>> BEGIN SUPPLIED TEXT

# What clothes are you buying for fall?



## Donna Stewart (Jul 27, 2006)

I want this dress from Free People sooo badly:







What's on your wishlist?


----------



## Danielle<3 (Jul 27, 2006)

I love pretty much anything from Free People, but I plan on scoping out the mall this weekend for fall clothes.


----------



## LilDee (Jul 27, 2006)

I'm trying not to think of fall! i'm enjoying the summer heat way too much! lol

It creeps me out that some stores are already talking about x-mas.. it's not even halloween yet





I remember last year Costco had their christmas stuff out in August, and it made me want to cry! lol, i love christmas, but i love summer too!

But i'm sure i'll have a wishlist soon, and then i'll let you know


----------



## pinkbundles (Jul 27, 2006)

i need collared shirts for the office more than anything. but for casual, anything goes!


----------



## monniej (Jul 27, 2006)

after checking the runway trends i'm really not sure where i'll be headed fashion wise! this new pirate thing is a bit much for me so maybe i'll start looking again in september. right now i really have no idea!


----------



## ivette (Jul 27, 2006)

mmmm.....i'd say maybe a couple of cute jeans


----------



## fickledpink (Jul 27, 2006)

Cardigans and sweaters. Maybe some cute jeans. And shoes! Oooh, I can't wait for boot season!


----------



## graceface (Jul 27, 2006)

oh no..let's not talk about fall yet! i want summer all the time...(although i do love the coziness of fall and winter clothing when it comes time)


----------



## Retro-Violet (Jul 27, 2006)

i have no idea. probably some sweaters. what i can find in a thrift store really.


----------



## girl_geek (Jul 28, 2006)

I rarely plan on buying anything, unless I need to replace something I already have. Normally I just browse the mall with a vague idea of what I want, like, "I need some new sweaters for work", and I see what I can find! It's so hard for me to find clothes that fit, though, that I don't like to pick things out of catalogs or websites because more likely than not, it won't fit





Right now I know I need a new pair of black boots, mine are falling apart. I also need some new jeans because I only have one pair of jeans that fit! It doesn't matter now, since I wear slacks or skirts to work, I only wear jeans on weekends. But by the end of the year, there is a very definite possibility that my company will be moving me to a new building with a casual dress code, so I will need to buy some jeans and more casual clothes! lol ... And to think how much money I spent trying to build up a good professional wardrobe when I graduated year.... Oh well, I will have lots of nice slacks for church, lol

Or I guess I could try to lose about 5 or 10 pounds so I can fit into all the too-small jeans in my closet, but that would be too much work



I'm still slender and nowhere near being overweight so I don't see a need to lose weight!

>> END SUPPLIED TEXT
>> BEGIN DATA EXTRACT

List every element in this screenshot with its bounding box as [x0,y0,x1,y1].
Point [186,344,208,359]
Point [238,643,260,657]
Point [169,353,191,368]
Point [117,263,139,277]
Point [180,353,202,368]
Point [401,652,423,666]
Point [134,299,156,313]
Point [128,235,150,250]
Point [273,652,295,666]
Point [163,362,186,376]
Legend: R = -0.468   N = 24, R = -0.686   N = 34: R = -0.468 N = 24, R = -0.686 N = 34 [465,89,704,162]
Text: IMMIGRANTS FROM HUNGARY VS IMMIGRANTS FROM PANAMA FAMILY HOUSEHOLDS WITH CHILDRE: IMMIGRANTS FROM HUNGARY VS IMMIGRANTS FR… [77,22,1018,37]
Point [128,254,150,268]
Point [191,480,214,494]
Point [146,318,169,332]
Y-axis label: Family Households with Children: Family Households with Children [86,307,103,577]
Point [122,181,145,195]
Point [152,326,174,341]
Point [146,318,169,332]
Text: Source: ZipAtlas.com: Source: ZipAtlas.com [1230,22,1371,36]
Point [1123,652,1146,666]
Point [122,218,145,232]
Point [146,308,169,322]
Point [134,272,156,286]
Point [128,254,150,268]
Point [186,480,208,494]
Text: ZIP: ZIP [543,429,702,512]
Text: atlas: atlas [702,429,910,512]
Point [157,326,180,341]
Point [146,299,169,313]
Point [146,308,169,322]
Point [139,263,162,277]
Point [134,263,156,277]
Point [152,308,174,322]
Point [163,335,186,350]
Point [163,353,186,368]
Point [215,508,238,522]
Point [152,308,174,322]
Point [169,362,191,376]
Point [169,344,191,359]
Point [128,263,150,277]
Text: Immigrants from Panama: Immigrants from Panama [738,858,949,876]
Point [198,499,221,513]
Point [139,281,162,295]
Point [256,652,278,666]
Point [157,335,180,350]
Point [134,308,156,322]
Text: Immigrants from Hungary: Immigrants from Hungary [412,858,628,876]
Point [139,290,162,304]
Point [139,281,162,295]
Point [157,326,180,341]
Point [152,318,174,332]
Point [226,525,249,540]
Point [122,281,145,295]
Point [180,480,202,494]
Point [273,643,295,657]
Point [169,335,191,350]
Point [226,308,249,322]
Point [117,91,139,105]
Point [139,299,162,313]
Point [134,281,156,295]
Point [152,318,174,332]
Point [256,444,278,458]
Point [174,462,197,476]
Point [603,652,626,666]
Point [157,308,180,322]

>> END DATA EXTRACT

YOUR TASKS ▸
[1] Reproduce word for word the passage of the forum thread about fall clothes between "## Danielle<3 (Jul" and "LilDee (Jul 27, 2006)", inclusive.
[2] Resume the forum thread about fall clothes from the point where it stops.

RESULTS IN ORDER ▸
[1]
## Danielle<3 (Jul 27, 2006)

I love pretty much anything from Free People, but I plan on scoping out the mall this weekend for fall clothes.


----------



## LilDee (Jul 27, 2006)

[2]
----------



## dlb04 (Jul 28, 2006)

red pumps! my new obsession...


----------



## kaeisme (Jul 30, 2006)

Originally Posted by *graceface* oh no..let's not talk about fall yet! i want summer all the time...(although i do love the coziness of fall and winter clothing when it comes time)


----------



## michko970 (Aug 4, 2006)

I want a three quarters length coat, in either black/white, brown, maroon, burnt orange, or cream/ivory. And a new pair of boats and a pair of pumps.


----------



## Aquilah (Aug 4, 2006)

Probably just jeans and sweaters or sweatshirts for whenever I go out. I have plenty of classic black clothes for going out. As for when I'm lounging in the house, just thick cotton lounging pants *lol* I'm honestly not into fashion too much. I'm more of a jeans &amp; T-shirt girl


----------



## monniej (Aug 4, 2006)

just checking in for the short list of what's hot for fall~

pencil skirts 

city shorts

mini skirts with tights and leggings

military inspired jackets

skinny jeans

knee high scrunch boots

ruffled blouses

wrap dresses

bubble skirts

seeing alot of miss-matched items - ahla pirate chic

colors seem super neutral - khaki, navy, grey, tan &amp; olive - looks like a very drab fall and winter. and if they try to bring the 80s back i may skip this winter altogether! lmao


----------



## meg1959 (Aug 4, 2006)

After seeing the "must haves" for fall on the "Today" show this morning, MAYBE a ruffled blouse.

I know there is no way I'm buying any of the skinny jeans, leggings or mini-dresses. I hated all those things in the 80's/early 90's and I am not wearing them again. The metallic stuff does nothing for me either.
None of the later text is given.